Draw out every line with the word "this" from the listing below.

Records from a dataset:

+++

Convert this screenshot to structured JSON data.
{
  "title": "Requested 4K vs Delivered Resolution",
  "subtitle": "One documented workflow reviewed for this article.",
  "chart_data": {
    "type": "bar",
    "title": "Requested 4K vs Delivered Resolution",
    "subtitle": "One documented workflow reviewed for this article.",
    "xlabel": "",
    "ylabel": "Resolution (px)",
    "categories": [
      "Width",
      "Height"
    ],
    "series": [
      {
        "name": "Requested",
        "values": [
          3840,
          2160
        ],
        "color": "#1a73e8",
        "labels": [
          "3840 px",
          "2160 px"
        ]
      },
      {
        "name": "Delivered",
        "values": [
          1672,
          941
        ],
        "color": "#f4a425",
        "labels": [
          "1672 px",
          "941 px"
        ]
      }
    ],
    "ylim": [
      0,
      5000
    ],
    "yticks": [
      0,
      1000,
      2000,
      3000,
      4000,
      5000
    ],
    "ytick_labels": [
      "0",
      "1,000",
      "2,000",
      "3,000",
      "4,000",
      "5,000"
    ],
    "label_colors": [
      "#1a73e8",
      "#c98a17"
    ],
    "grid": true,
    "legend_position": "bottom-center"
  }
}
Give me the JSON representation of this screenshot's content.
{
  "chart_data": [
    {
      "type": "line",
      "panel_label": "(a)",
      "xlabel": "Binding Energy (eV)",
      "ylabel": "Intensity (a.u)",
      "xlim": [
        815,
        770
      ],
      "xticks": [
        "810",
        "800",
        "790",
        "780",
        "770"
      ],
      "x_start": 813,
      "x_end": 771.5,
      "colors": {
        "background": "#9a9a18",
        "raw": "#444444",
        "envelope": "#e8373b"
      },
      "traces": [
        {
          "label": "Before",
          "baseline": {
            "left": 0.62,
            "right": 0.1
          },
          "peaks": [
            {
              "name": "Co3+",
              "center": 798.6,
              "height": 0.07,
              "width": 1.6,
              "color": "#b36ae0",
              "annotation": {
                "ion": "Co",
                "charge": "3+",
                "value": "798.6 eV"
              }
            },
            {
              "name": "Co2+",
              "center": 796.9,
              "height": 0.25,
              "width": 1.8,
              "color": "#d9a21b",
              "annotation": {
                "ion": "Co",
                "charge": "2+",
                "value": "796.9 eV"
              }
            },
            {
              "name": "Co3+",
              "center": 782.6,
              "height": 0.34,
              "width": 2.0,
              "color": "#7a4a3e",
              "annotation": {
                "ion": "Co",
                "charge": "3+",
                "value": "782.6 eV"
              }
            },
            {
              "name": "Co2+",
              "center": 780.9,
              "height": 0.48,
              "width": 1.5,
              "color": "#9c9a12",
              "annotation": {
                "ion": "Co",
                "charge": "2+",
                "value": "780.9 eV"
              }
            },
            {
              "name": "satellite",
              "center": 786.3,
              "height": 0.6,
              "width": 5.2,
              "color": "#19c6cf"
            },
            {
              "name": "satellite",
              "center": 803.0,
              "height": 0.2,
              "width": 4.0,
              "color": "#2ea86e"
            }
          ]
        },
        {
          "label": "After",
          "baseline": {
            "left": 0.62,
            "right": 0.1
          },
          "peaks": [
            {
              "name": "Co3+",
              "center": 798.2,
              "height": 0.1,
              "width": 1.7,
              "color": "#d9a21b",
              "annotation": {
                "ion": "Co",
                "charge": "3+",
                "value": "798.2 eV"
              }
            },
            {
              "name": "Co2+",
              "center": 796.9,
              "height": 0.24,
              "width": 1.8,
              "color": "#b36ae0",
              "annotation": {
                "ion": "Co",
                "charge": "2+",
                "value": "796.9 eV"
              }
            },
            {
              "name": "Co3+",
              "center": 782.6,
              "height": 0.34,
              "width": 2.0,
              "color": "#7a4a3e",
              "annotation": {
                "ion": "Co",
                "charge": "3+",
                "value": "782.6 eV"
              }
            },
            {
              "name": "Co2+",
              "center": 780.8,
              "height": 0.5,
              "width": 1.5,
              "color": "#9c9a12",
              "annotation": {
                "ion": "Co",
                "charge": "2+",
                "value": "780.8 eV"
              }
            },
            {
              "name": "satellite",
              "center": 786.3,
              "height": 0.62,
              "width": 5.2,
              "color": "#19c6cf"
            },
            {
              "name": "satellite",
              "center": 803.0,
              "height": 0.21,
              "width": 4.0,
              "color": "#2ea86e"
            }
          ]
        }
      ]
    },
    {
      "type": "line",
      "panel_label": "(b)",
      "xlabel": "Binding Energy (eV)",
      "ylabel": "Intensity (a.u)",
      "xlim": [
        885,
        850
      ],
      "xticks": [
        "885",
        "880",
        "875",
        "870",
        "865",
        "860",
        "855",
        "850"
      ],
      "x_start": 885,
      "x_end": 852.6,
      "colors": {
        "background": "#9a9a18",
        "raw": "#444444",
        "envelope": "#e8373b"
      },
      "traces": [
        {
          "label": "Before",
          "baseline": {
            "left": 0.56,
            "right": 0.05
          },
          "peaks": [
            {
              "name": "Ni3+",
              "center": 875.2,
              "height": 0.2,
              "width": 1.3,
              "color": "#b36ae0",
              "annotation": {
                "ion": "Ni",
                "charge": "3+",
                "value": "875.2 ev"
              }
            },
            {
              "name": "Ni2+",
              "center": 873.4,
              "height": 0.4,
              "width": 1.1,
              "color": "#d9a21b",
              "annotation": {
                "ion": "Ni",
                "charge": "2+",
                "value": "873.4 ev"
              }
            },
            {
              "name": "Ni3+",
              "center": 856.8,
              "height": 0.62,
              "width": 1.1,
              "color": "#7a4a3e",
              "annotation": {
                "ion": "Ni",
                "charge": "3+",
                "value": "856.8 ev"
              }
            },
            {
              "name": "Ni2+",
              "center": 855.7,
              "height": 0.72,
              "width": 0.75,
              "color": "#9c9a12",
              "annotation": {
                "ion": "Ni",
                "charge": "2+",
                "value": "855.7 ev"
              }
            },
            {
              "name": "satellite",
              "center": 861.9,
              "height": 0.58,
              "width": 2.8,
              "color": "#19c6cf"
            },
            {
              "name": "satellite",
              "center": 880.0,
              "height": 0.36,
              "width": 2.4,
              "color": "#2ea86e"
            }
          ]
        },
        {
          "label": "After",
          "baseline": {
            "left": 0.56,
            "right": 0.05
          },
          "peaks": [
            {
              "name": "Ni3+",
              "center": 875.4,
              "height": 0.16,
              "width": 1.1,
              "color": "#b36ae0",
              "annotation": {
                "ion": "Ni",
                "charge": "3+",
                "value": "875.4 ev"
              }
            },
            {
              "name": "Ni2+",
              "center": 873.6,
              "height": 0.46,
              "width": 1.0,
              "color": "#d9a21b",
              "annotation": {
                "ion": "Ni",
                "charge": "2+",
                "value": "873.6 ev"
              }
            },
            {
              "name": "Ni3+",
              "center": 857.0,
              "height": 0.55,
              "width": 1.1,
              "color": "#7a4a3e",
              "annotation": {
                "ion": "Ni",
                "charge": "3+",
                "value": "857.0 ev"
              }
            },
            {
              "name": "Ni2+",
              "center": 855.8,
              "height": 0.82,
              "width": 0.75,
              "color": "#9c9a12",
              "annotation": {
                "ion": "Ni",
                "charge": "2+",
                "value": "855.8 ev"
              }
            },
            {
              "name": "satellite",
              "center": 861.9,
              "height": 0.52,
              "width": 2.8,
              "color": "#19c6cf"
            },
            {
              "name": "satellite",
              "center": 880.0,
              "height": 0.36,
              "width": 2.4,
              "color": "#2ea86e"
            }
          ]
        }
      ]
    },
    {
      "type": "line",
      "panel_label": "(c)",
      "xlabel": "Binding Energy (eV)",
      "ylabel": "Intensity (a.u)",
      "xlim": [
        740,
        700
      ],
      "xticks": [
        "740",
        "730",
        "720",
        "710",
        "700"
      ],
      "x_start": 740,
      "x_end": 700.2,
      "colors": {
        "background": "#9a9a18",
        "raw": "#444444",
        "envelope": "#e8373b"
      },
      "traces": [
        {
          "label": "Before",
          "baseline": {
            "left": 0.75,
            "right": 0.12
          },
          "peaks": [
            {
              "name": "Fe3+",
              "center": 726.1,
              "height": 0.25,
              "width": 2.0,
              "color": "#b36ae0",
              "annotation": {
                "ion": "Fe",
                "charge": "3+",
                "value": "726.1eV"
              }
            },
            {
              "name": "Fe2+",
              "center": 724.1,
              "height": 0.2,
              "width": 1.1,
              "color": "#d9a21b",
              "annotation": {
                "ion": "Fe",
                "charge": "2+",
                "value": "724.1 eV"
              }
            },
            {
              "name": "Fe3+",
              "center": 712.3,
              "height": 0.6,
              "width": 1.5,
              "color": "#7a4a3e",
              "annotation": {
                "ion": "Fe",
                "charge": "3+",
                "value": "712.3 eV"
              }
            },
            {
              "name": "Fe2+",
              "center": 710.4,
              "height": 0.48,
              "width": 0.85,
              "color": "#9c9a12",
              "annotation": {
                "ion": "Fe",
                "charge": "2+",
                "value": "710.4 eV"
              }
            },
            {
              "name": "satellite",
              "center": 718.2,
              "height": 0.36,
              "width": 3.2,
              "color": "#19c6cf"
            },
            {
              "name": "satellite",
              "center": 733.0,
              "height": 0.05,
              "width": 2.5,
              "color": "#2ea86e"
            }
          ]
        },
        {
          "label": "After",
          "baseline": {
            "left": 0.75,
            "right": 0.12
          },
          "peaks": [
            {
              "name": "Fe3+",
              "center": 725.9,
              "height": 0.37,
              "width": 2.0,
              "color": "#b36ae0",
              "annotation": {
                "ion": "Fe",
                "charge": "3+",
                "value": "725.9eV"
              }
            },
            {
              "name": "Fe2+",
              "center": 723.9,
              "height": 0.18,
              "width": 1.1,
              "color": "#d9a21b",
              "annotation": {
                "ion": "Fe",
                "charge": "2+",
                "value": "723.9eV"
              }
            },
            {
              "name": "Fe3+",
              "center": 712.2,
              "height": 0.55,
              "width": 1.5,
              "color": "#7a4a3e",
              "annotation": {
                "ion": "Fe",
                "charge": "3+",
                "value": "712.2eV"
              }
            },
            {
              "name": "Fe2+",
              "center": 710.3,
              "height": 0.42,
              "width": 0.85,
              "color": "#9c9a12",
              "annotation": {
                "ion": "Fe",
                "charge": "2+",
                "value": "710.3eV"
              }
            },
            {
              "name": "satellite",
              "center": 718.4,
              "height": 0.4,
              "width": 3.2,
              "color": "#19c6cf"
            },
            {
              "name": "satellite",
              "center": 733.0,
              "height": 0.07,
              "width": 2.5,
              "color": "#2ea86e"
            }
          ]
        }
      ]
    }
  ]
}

+++

ANSWER TO THE PROBLEM:
Convert this screenshot to structured JSON data.
  "subtitle": "One documented workflow reviewed for this article.",
    "subtitle": "One documented workflow reviewed for this article.",
Give me the JSON representation of this screenshot's content.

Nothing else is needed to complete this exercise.